Collection entries:
- - -

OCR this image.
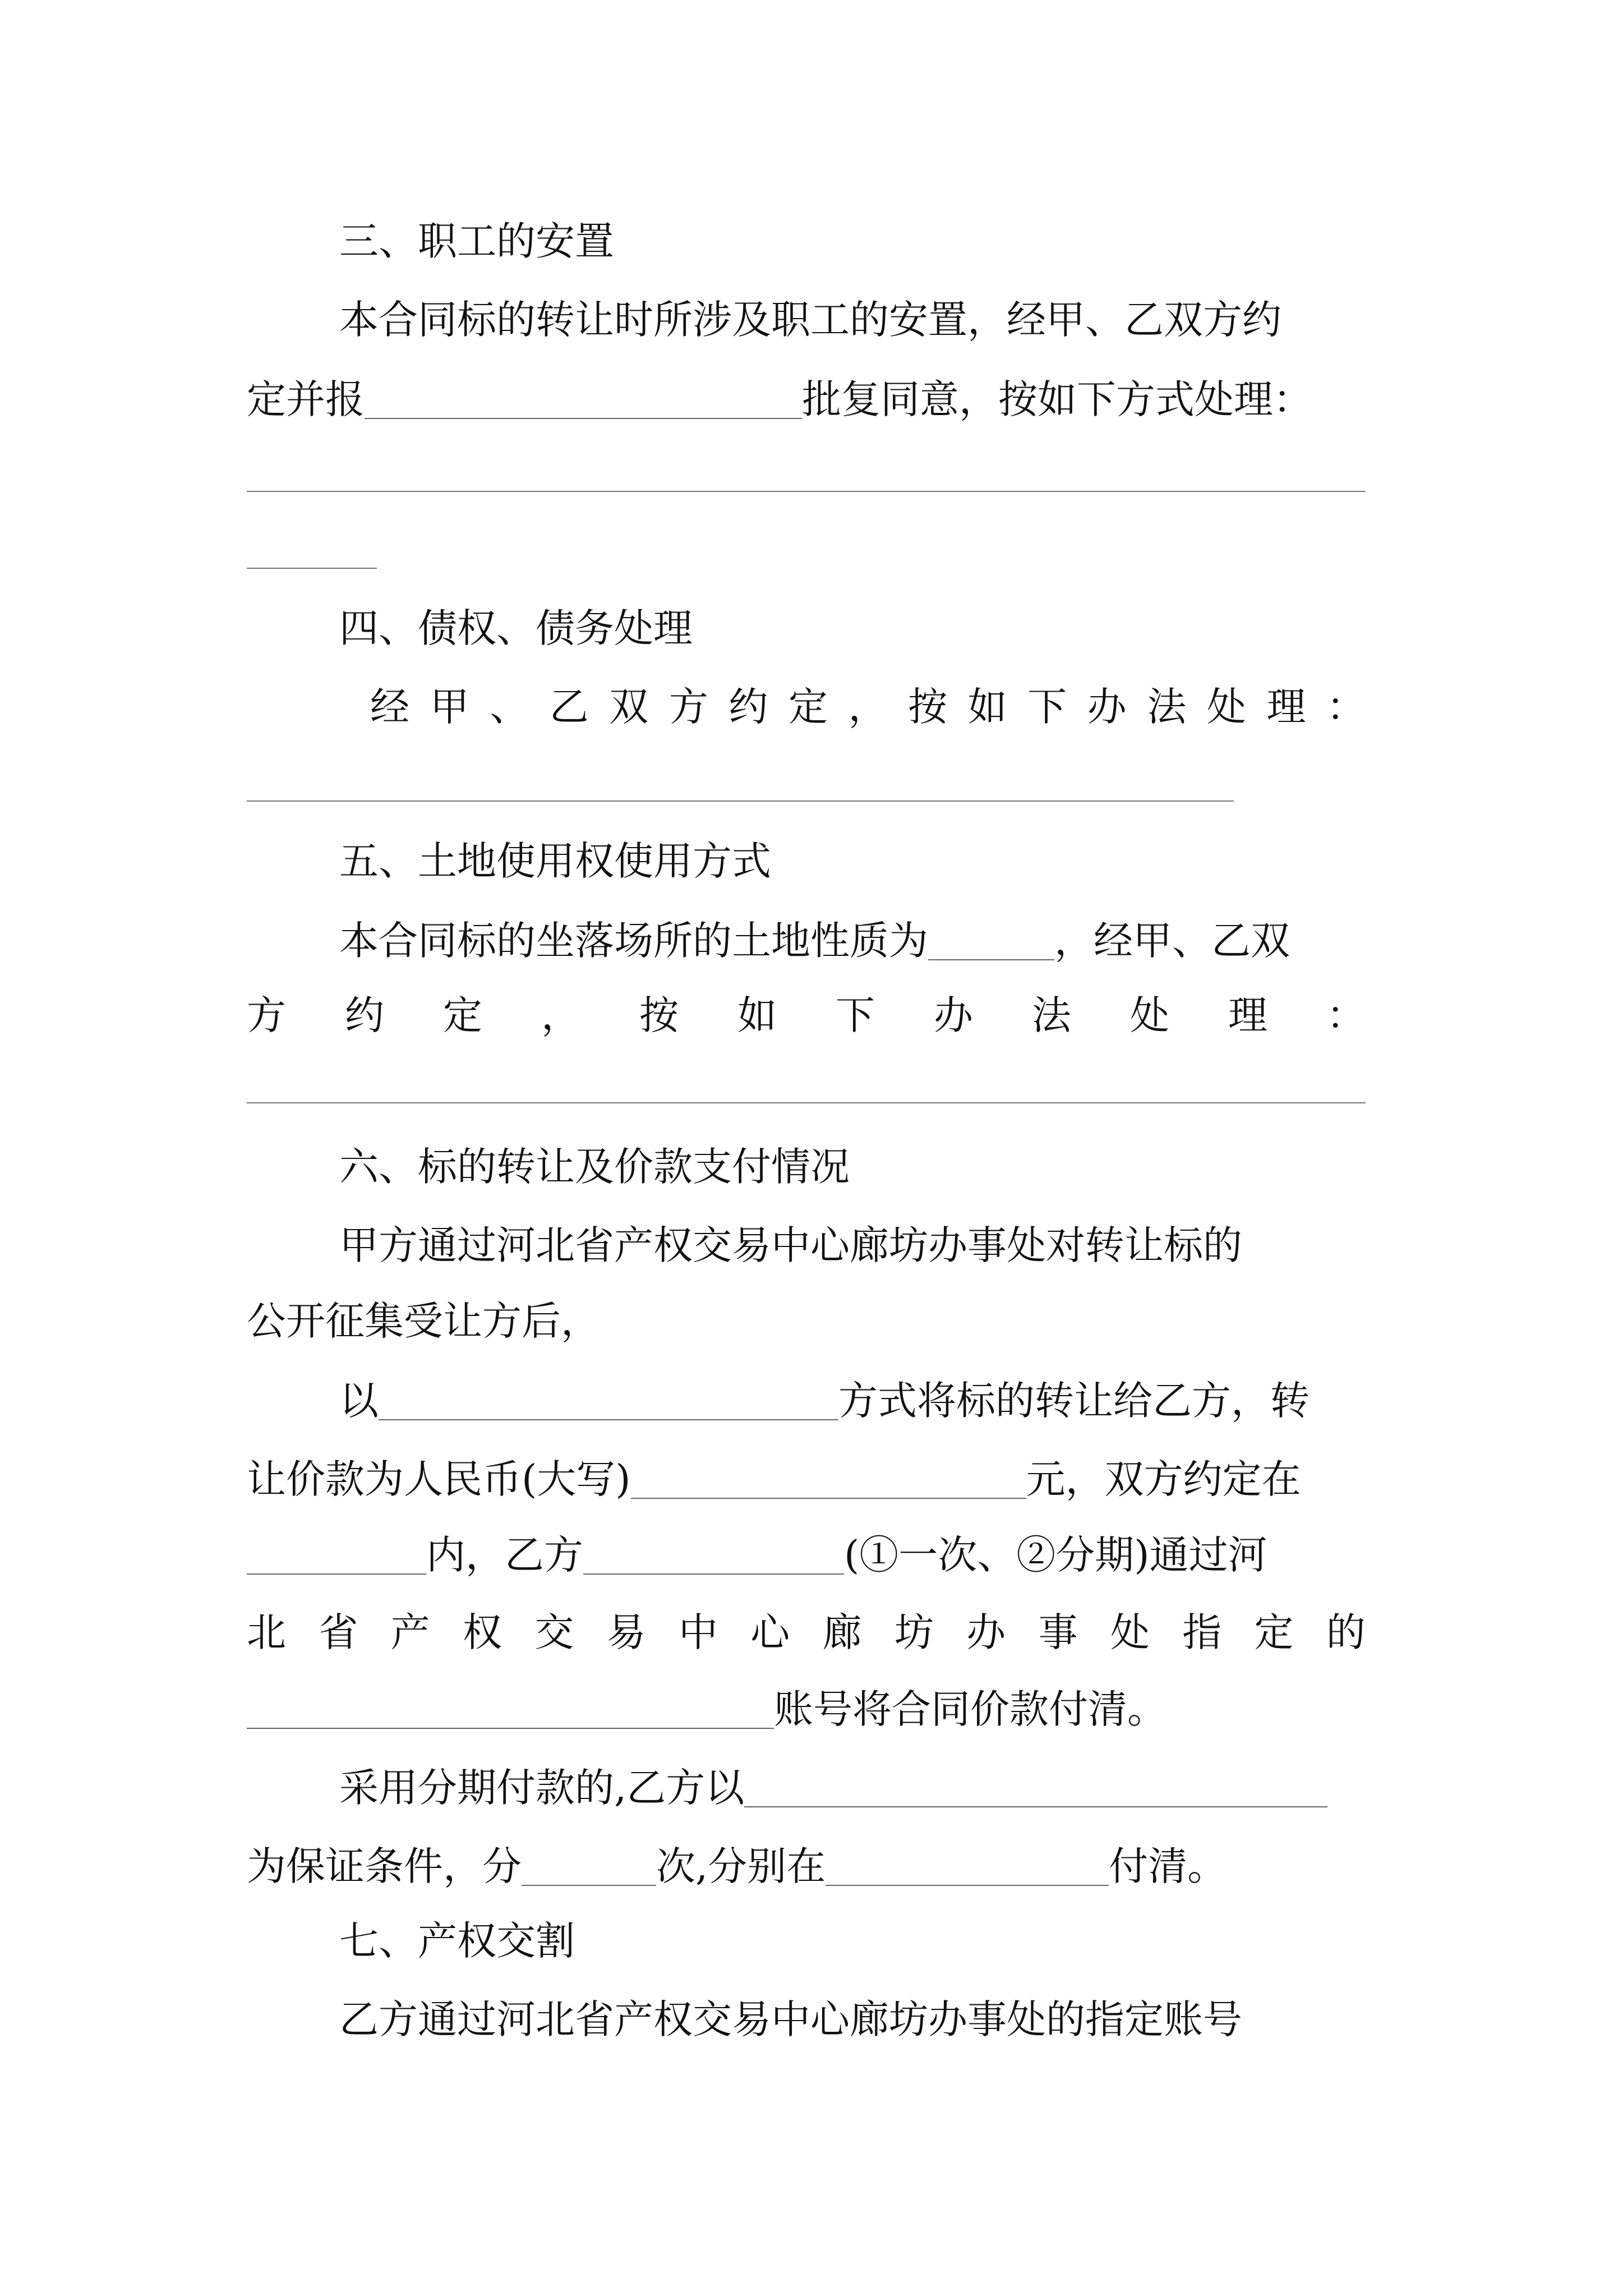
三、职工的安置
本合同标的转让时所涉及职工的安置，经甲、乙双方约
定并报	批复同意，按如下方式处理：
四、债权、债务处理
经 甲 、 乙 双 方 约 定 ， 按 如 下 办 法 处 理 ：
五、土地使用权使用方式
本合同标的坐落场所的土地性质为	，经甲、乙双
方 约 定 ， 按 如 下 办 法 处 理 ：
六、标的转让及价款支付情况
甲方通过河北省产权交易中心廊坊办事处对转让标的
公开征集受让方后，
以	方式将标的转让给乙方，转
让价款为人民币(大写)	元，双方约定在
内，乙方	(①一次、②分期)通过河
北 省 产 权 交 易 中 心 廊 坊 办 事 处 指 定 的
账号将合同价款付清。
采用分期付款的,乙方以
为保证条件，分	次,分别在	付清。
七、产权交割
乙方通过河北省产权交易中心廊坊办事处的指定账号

- - -

What is needed -> Restate the data above word for word. Skip every picture.

Solved problem ->
OCR this image.
三、职工的安置
本合同标的转让时所涉及职工的安置，经甲、乙双方约
定并报	批复同意，按如下方式处理：
四、债权、债务处理
经 甲 、 乙 双 方 约 定 ， 按 如 下 办 法 处 理 ：
五、土地使用权使用方式
本合同标的坐落场所的土地性质为	，经甲、乙双
方 约 定 ， 按 如 下 办 法 处 理 ：
六、标的转让及价款支付情况
甲方通过河北省产权交易中心廊坊办事处对转让标的
公开征集受让方后，
以	方式将标的转让给乙方，转
让价款为人民币(大写)	元，双方约定在
内，乙方	(①一次、②分期)通过河
北 省 产 权 交 易 中 心 廊 坊 办 事 处 指 定 的
账号将合同价款付清。
采用分期付款的,乙方以
为保证条件，分	次,分别在	付清。
七、产权交割
乙方通过河北省产权交易中心廊坊办事处的指定账号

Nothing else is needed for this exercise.